[BEGIN Data excerpts]
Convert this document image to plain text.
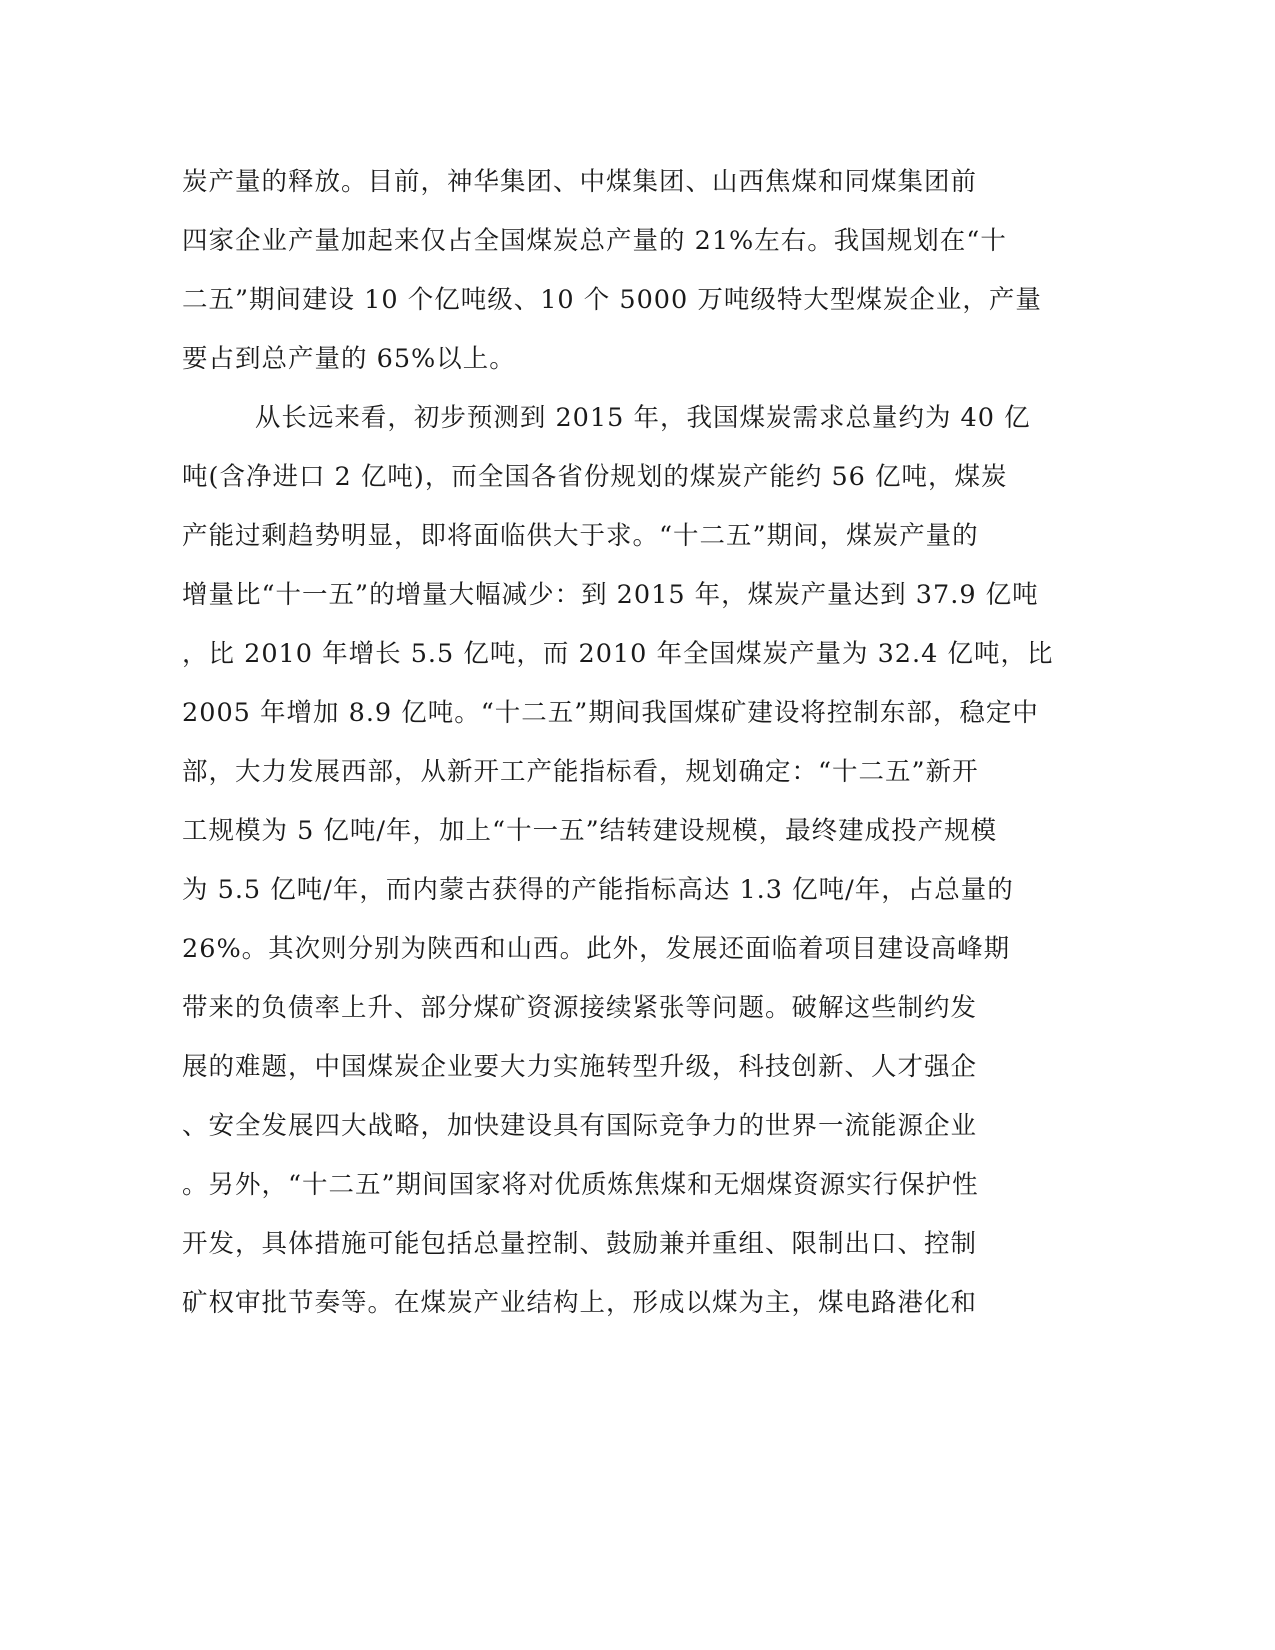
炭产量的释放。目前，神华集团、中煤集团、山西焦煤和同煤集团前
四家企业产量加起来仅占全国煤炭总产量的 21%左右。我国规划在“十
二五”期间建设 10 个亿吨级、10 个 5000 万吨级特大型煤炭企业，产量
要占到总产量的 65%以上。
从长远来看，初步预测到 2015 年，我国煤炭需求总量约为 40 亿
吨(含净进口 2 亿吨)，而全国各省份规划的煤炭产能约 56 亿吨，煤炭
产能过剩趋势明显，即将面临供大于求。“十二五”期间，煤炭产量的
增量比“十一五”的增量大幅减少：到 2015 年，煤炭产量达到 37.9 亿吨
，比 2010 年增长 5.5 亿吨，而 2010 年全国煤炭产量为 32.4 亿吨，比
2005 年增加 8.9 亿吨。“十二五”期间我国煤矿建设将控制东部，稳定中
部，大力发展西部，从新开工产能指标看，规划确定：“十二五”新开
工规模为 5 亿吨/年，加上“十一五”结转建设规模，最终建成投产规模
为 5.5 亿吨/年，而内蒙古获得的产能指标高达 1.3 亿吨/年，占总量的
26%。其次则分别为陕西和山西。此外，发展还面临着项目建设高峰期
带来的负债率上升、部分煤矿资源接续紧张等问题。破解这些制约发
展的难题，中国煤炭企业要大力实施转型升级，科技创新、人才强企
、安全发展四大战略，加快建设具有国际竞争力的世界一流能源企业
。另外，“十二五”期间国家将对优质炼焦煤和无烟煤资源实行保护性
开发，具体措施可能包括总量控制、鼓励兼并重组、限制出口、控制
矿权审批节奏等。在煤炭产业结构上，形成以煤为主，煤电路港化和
[END Data excerpts]
[BEGIN Data excerpts]
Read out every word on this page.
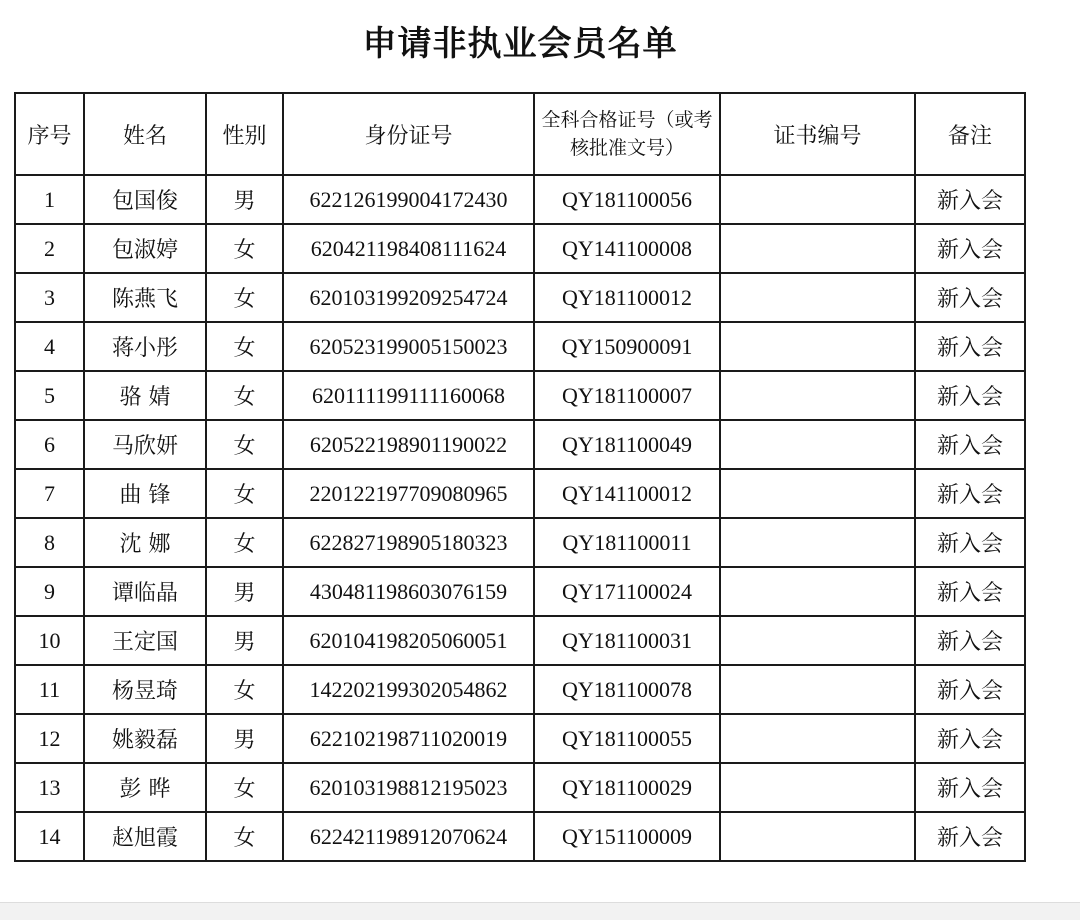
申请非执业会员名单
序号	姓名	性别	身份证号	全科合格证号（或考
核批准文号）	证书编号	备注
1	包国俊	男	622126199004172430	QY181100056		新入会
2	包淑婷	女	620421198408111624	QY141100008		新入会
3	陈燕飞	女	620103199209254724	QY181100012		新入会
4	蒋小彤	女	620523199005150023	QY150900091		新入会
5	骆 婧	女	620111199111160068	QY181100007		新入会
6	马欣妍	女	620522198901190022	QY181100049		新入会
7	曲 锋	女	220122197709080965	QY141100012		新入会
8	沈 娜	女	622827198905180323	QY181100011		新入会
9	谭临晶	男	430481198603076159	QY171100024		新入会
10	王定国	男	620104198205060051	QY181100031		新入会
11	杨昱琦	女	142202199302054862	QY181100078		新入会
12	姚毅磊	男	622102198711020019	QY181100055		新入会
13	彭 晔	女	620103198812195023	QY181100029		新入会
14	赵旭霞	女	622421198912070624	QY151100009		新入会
[END Data excerpts]
[BEGIN Data excerpts]
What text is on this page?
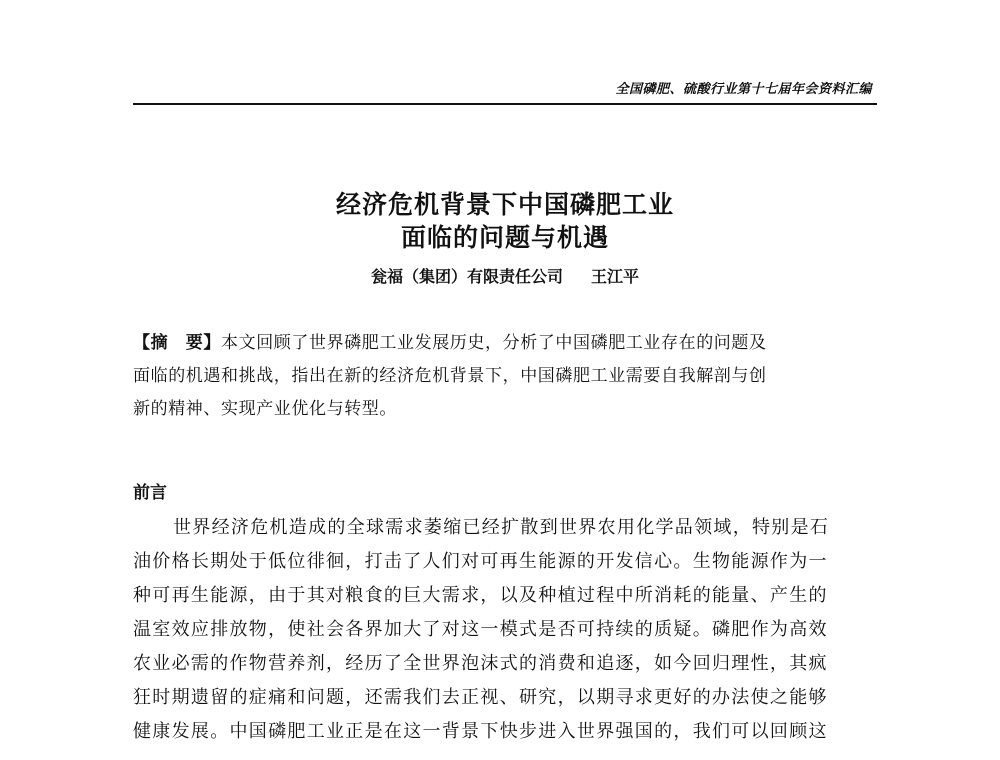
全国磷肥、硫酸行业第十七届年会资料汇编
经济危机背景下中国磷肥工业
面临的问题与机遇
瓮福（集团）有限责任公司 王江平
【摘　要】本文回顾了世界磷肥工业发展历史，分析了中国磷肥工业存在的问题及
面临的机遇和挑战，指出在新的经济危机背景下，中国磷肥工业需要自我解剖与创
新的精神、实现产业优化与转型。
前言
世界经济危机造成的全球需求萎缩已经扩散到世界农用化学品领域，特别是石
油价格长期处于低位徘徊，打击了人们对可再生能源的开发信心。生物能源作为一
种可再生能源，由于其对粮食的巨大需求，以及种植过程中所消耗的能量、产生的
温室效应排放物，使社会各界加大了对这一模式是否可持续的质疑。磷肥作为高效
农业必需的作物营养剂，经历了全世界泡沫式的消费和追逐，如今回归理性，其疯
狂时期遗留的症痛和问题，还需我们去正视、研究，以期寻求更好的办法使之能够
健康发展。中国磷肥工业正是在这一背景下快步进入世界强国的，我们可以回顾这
[END Data excerpts]
- **What is being asked**
In the records above, find each line with the word "text" and copy it.

- **Finished task**
Convert this document image to plain text.
What text is on this page?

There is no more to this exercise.